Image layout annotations
⁂

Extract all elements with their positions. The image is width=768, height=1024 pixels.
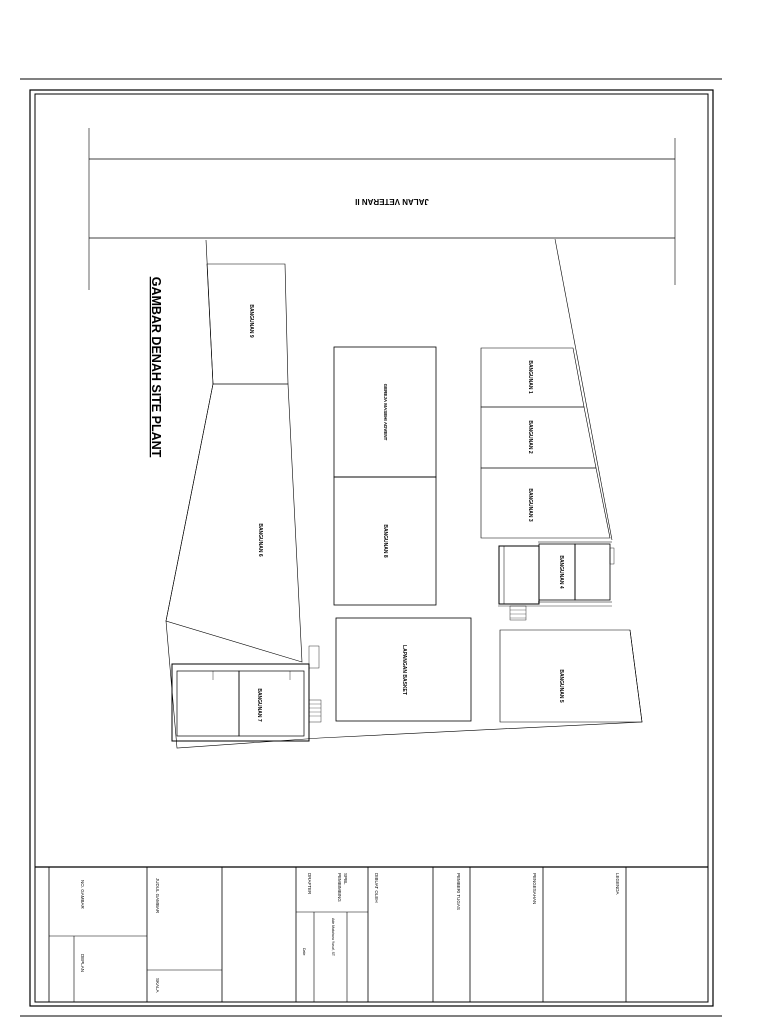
building-3-label: BANGUNAN 3 bbox=[527, 488, 533, 522]
building-1-label: BANGUNAN 1 bbox=[527, 360, 533, 394]
title-block bbox=[35, 867, 708, 1002]
tb-pemberi-tugas: PEMBERI TUGAS bbox=[456, 873, 461, 910]
tb-judul-gambar: JUDUL GAMBAR bbox=[155, 878, 160, 914]
building-6-label: BANGUNAN 6 bbox=[257, 523, 263, 557]
tb-drafter-name: Ade Matahara Yusuf, ST bbox=[331, 918, 335, 957]
building-2 bbox=[481, 407, 596, 468]
building-6 bbox=[166, 384, 302, 662]
tb-dibuat-oleh: DIBUAT OLEH bbox=[374, 873, 379, 903]
gereja-label: GEREJA MASEHI ADVENT bbox=[383, 383, 388, 441]
building-2-label: BANGUNAN 2 bbox=[527, 420, 533, 454]
building-1 bbox=[481, 348, 584, 407]
building-3 bbox=[481, 468, 610, 538]
tb-no-gambar: NO. GAMBAR bbox=[80, 880, 85, 909]
building-7-label: BANGUNAN 7 bbox=[256, 688, 262, 722]
building-8-label: BANGUNAN 8 bbox=[382, 524, 388, 558]
building-4-label: BANGUNAN 4 bbox=[558, 555, 564, 589]
tb-date: Date bbox=[302, 948, 306, 956]
building-8 bbox=[334, 477, 436, 605]
tb-pengesahan: PENGESAHAN bbox=[532, 873, 537, 905]
tb-deplan: DEPLAN bbox=[80, 954, 85, 973]
building-9-label: BANGUNAN 9 bbox=[248, 304, 254, 338]
lapangan-label: LAPANGAN BASKET bbox=[401, 645, 407, 695]
building-5 bbox=[500, 630, 642, 722]
inner-frame bbox=[35, 94, 708, 1002]
drawing-title: GAMBAR DENAH SITE PLANT bbox=[149, 276, 163, 458]
tb-skala: SKALA bbox=[155, 978, 160, 993]
road-label: JALAN VETERAN II bbox=[355, 197, 429, 206]
building-7 bbox=[172, 646, 321, 741]
tb-legenda: LEGENDA bbox=[615, 873, 620, 895]
building-9 bbox=[207, 264, 288, 384]
tb-pembimbing: PEMBIMBING bbox=[337, 873, 342, 902]
tb-drafter: DRAFTER bbox=[307, 873, 312, 895]
gereja-masehi-advent bbox=[334, 347, 436, 477]
building-5-label: BANGUNAN 5 bbox=[558, 669, 564, 703]
tb-spbl: SPBL bbox=[343, 873, 348, 885]
road-jalan-veteran bbox=[89, 128, 675, 290]
building-4 bbox=[498, 542, 614, 620]
lapangan-basket bbox=[336, 618, 471, 721]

⁂

Reproduce every item above word for word, leaving out the pictures.

Extract all elements with their positions. The image is width=768, height=1024 pixels.
building-3-label: BANGUNAN 3 bbox=[527, 488, 533, 522]
building-1-label: BANGUNAN 1 bbox=[527, 360, 533, 394]
title-block bbox=[35, 867, 708, 1002]
tb-pemberi-tugas: PEMBERI TUGAS bbox=[456, 873, 461, 910]
tb-judul-gambar: JUDUL GAMBAR bbox=[155, 878, 160, 914]
building-6-label: BANGUNAN 6 bbox=[257, 523, 263, 557]
tb-drafter-name: Ade Matahara Yusuf, ST bbox=[331, 918, 335, 957]
building-2 bbox=[481, 407, 596, 468]
building-6 bbox=[166, 384, 302, 662]
tb-dibuat-oleh: DIBUAT OLEH bbox=[374, 873, 379, 903]
gereja-label: GEREJA MASEHI ADVENT bbox=[383, 383, 388, 441]
building-2-label: BANGUNAN 2 bbox=[527, 420, 533, 454]
building-1 bbox=[481, 348, 584, 407]
building-3 bbox=[481, 468, 610, 538]
tb-no-gambar: NO. GAMBAR bbox=[80, 880, 85, 909]
building-7-label: BANGUNAN 7 bbox=[256, 688, 262, 722]
building-8-label: BANGUNAN 8 bbox=[382, 524, 388, 558]
building-4-label: BANGUNAN 4 bbox=[558, 555, 564, 589]
tb-date: Date bbox=[302, 948, 306, 956]
building-8 bbox=[334, 477, 436, 605]
tb-pengesahan: PENGESAHAN bbox=[532, 873, 537, 905]
tb-deplan: DEPLAN bbox=[80, 954, 85, 973]
building-9-label: BANGUNAN 9 bbox=[248, 304, 254, 338]
lapangan-label: LAPANGAN BASKET bbox=[401, 645, 407, 695]
building-5 bbox=[500, 630, 642, 722]
inner-frame bbox=[35, 94, 708, 1002]
drawing-title: GAMBAR DENAH SITE PLANT bbox=[149, 276, 163, 458]
tb-skala: SKALA bbox=[155, 978, 160, 993]
road-label: JALAN VETERAN II bbox=[355, 197, 429, 206]
building-7 bbox=[172, 646, 321, 741]
tb-legenda: LEGENDA bbox=[615, 873, 620, 895]
building-9 bbox=[207, 264, 288, 384]
tb-pembimbing: PEMBIMBING bbox=[337, 873, 342, 902]
tb-drafter: DRAFTER bbox=[307, 873, 312, 895]
gereja-masehi-advent bbox=[334, 347, 436, 477]
building-5-label: BANGUNAN 5 bbox=[558, 669, 564, 703]
tb-spbl: SPBL bbox=[343, 873, 348, 885]
road-jalan-veteran bbox=[89, 128, 675, 290]
building-4 bbox=[498, 542, 614, 620]
lapangan-basket bbox=[336, 618, 471, 721]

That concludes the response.